== THE TASK ==
List each line of the data that holds the string "Global".

== RECORDS SUPPLIED ==

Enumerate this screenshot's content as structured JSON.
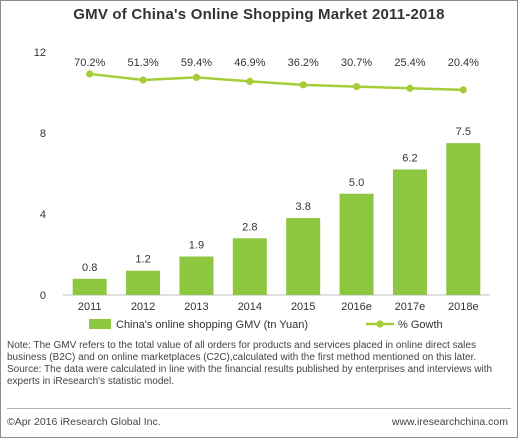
{
  "title": "GMV of China's Online Shopping Market 2011-2018",
  "chart_data": {
    "type": "bar",
    "categories": [
      "2011",
      "2012",
      "2013",
      "2014",
      "2015",
      "2016e",
      "2017e",
      "2018e"
    ],
    "series": [
      {
        "name": "China's online shopping GMV (tn Yuan)",
        "type": "bar",
        "values": [
          0.8,
          1.2,
          1.9,
          2.8,
          3.8,
          5.0,
          6.2,
          7.5
        ],
        "labels": [
          "0.8",
          "1.2",
          "1.9",
          "2.8",
          "3.8",
          "5.0",
          "6.2",
          "7.5"
        ],
        "color": "#8dc63f"
      },
      {
        "name": "% Gowth",
        "type": "line",
        "values": [
          70.2,
          51.3,
          59.4,
          46.9,
          36.2,
          30.7,
          25.4,
          20.4
        ],
        "labels": [
          "70.2%",
          "51.3%",
          "59.4%",
          "46.9%",
          "36.2%",
          "30.7%",
          "25.4%",
          "20.4%"
        ],
        "color": "#a5cd39"
      }
    ],
    "y_ticks": [
      "0",
      "4",
      "8",
      "12"
    ],
    "ylim": [
      0,
      12
    ],
    "legend_position": "bottom"
  },
  "note": "Note: The GMV refers to the total value of all orders for products and services placed in online direct sales business (B2C) and on online marketplaces (C2C),calculated with the first method mentioned on this later.",
  "source": "Source: The data were calculated in line with the financial results published by enterprises and interviews with experts in iResearch's statistic model.",
  "footer": {
    "copyright": "©Apr 2016 iResearch Global Inc.",
    "website": "www.iresearchchina.com"
  }
}
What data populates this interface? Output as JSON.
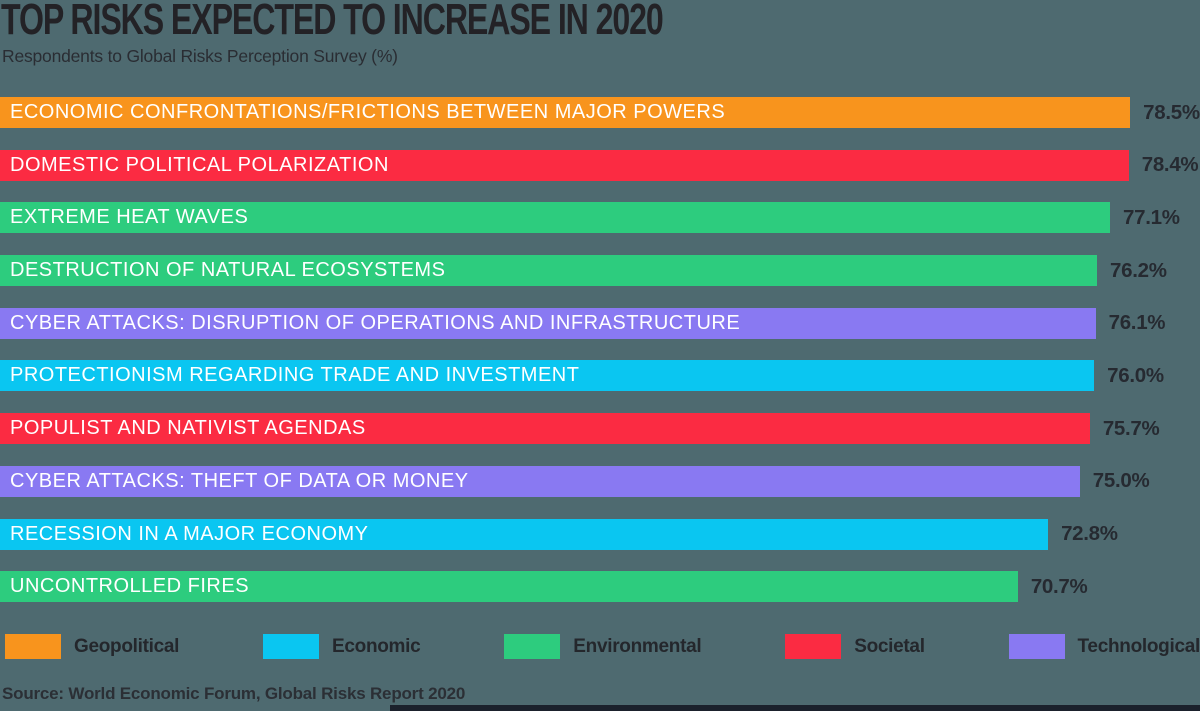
{
  "title": "TOP RISKS EXPECTED TO INCREASE IN 2020",
  "subtitle": "Respondents to Global Risks Perception Survey (%)",
  "source": "Source: World Economic Forum, Global Risks Report 2020",
  "colors": {
    "background": "#4E6A70",
    "heading_text": "#232226",
    "value_text": "#262A31",
    "bar_label_text": "#FFFFFF",
    "legend_text": "#24272C",
    "source_text": "#2B2F35",
    "bottom_strip": "#1B212C",
    "geopolitical": "#F8941D",
    "economic": "#0AC6F1",
    "environmental": "#2DCC7E",
    "societal": "#FB2B42",
    "technological": "#8979F2"
  },
  "chart_data": {
    "type": "bar",
    "orientation": "horizontal",
    "title": "TOP RISKS EXPECTED TO INCREASE IN 2020",
    "subtitle": "Respondents to Global Risks Perception Survey (%)",
    "xlabel": "",
    "ylabel": "",
    "unit": "%",
    "xlim": [
      0,
      83.35
    ],
    "grid": false,
    "legend_position": "bottom",
    "categories": [
      "ECONOMIC CONFRONTATIONS/FRICTIONS BETWEEN MAJOR POWERS",
      "DOMESTIC POLITICAL POLARIZATION",
      "EXTREME HEAT WAVES",
      "DESTRUCTION OF NATURAL ECOSYSTEMS",
      "CYBER ATTACKS: DISRUPTION OF OPERATIONS AND INFRASTRUCTURE",
      "PROTECTIONISM REGARDING TRADE AND INVESTMENT",
      "POPULIST AND NATIVIST AGENDAS",
      "CYBER ATTACKS: THEFT OF DATA OR MONEY",
      "RECESSION IN A MAJOR ECONOMY",
      "UNCONTROLLED FIRES"
    ],
    "values": [
      78.5,
      78.4,
      77.1,
      76.2,
      76.1,
      76.0,
      75.7,
      75.0,
      72.8,
      70.7
    ],
    "items": [
      {
        "label": "ECONOMIC CONFRONTATIONS/FRICTIONS BETWEEN MAJOR POWERS",
        "value": 78.5,
        "value_label": "78.5%",
        "category": "Geopolitical",
        "color": "#F8941D"
      },
      {
        "label": "DOMESTIC POLITICAL POLARIZATION",
        "value": 78.4,
        "value_label": "78.4%",
        "category": "Societal",
        "color": "#FB2B42"
      },
      {
        "label": "EXTREME HEAT WAVES",
        "value": 77.1,
        "value_label": "77.1%",
        "category": "Environmental",
        "color": "#2DCC7E"
      },
      {
        "label": "DESTRUCTION OF NATURAL ECOSYSTEMS",
        "value": 76.2,
        "value_label": "76.2%",
        "category": "Environmental",
        "color": "#2DCC7E"
      },
      {
        "label": "CYBER ATTACKS: DISRUPTION OF OPERATIONS AND INFRASTRUCTURE",
        "value": 76.1,
        "value_label": "76.1%",
        "category": "Technological",
        "color": "#8979F2"
      },
      {
        "label": "PROTECTIONISM REGARDING TRADE AND INVESTMENT",
        "value": 76.0,
        "value_label": "76.0%",
        "category": "Economic",
        "color": "#0AC6F1"
      },
      {
        "label": "POPULIST AND NATIVIST AGENDAS",
        "value": 75.7,
        "value_label": "75.7%",
        "category": "Societal",
        "color": "#FB2B42"
      },
      {
        "label": "CYBER ATTACKS: THEFT OF DATA OR MONEY",
        "value": 75.0,
        "value_label": "75.0%",
        "category": "Technological",
        "color": "#8979F2"
      },
      {
        "label": "RECESSION IN A MAJOR ECONOMY",
        "value": 72.8,
        "value_label": "72.8%",
        "category": "Economic",
        "color": "#0AC6F1"
      },
      {
        "label": "UNCONTROLLED FIRES",
        "value": 70.7,
        "value_label": "70.7%",
        "category": "Environmental",
        "color": "#2DCC7E"
      }
    ],
    "legend": [
      {
        "label": "Geopolitical",
        "color": "#F8941D"
      },
      {
        "label": "Economic",
        "color": "#0AC6F1"
      },
      {
        "label": "Environmental",
        "color": "#2DCC7E"
      },
      {
        "label": "Societal",
        "color": "#FB2B42"
      },
      {
        "label": "Technological",
        "color": "#8979F2"
      }
    ]
  }
}
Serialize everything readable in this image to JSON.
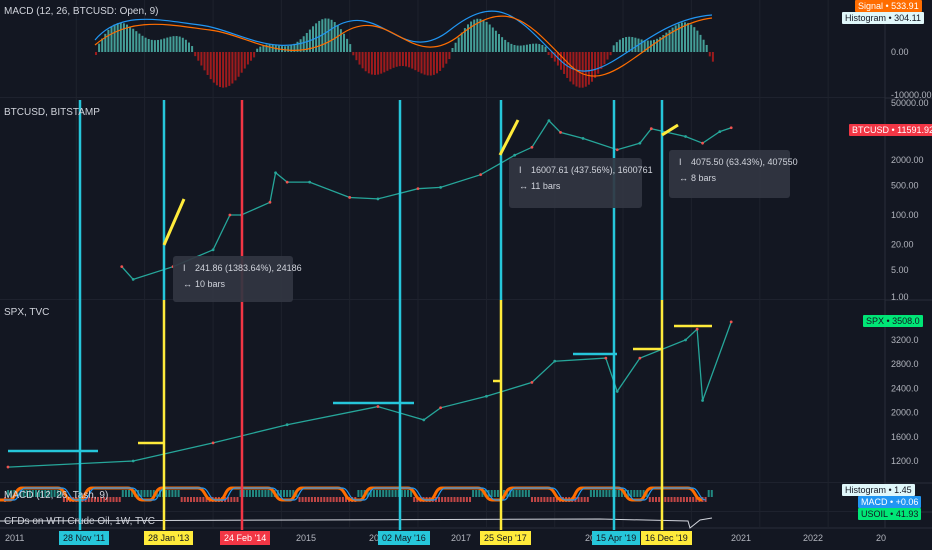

== WRITTEN ANSWER ==
    "copyright": "©Apr 2016 iResearch Global Inc.",
  "subtitle": "Respondents to Global Risks Perception Survey (%)",
  "source": "Source: World Economic Forum, Global Risks Report 2020",
    "subtitle": "Respondents to Global Risks Perception Survey (%)",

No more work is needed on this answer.